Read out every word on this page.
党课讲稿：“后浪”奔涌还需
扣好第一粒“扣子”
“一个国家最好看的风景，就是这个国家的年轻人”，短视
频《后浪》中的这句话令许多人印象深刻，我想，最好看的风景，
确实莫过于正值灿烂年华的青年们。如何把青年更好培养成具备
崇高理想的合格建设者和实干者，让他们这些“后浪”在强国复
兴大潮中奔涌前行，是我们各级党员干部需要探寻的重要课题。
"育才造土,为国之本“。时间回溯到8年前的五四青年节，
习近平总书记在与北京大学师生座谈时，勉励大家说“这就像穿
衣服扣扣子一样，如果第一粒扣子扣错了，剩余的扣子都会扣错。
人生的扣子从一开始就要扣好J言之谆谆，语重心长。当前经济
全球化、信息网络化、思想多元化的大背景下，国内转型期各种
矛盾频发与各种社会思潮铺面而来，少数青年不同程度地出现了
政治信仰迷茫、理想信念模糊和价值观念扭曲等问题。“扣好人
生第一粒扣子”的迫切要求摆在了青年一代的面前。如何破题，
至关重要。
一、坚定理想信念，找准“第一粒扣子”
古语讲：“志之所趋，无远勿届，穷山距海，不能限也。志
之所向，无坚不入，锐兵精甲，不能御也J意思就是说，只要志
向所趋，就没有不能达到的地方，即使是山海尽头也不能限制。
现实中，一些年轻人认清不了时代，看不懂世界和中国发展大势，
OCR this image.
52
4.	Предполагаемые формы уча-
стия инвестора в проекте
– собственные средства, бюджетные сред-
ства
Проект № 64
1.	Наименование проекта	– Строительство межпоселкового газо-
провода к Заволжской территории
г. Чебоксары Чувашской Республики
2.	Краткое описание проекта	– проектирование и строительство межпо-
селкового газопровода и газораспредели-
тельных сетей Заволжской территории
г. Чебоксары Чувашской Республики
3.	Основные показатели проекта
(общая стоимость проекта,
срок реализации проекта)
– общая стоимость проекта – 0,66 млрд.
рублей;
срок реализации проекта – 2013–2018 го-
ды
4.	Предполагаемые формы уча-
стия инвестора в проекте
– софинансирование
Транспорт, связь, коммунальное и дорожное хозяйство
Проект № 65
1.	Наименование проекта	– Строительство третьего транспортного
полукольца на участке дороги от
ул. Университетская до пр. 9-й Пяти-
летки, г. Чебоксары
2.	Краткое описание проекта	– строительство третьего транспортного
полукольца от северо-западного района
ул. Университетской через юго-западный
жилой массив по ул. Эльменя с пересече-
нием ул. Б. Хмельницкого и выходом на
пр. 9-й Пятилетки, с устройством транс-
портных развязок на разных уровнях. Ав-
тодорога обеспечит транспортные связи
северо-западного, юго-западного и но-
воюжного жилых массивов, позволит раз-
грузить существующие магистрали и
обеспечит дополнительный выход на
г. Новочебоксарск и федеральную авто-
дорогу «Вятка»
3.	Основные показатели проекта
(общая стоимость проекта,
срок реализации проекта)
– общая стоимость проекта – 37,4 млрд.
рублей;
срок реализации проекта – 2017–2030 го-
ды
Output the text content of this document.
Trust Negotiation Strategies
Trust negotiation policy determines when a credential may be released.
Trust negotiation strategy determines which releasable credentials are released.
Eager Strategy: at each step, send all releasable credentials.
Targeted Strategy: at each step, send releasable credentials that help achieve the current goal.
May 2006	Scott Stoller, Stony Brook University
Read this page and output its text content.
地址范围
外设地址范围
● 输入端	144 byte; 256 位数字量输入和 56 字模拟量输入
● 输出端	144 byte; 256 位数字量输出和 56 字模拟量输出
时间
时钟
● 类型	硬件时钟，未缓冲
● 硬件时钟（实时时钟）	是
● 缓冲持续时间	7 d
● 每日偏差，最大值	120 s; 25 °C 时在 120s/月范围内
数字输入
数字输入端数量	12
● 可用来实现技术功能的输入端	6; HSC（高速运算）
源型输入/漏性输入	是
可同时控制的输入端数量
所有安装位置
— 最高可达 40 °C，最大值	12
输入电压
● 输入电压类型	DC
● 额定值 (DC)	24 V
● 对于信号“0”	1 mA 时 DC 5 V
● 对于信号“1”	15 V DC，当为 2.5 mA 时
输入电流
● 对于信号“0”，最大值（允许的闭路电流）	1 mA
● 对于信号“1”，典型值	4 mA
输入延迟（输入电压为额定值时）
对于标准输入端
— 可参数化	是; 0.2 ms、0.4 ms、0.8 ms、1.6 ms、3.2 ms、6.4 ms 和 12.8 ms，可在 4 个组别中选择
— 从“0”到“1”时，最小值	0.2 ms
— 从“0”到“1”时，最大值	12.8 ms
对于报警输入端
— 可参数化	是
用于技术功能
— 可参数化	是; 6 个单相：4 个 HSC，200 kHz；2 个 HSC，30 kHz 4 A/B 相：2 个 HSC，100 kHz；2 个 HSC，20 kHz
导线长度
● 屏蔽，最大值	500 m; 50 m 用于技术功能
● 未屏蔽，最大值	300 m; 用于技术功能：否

+===+

» What you are asked to do: Copy all lines in the listing above where the string "полукольца" appears.

» Correct response:
полукольца на участке дороги от
полукольца от северо-западного района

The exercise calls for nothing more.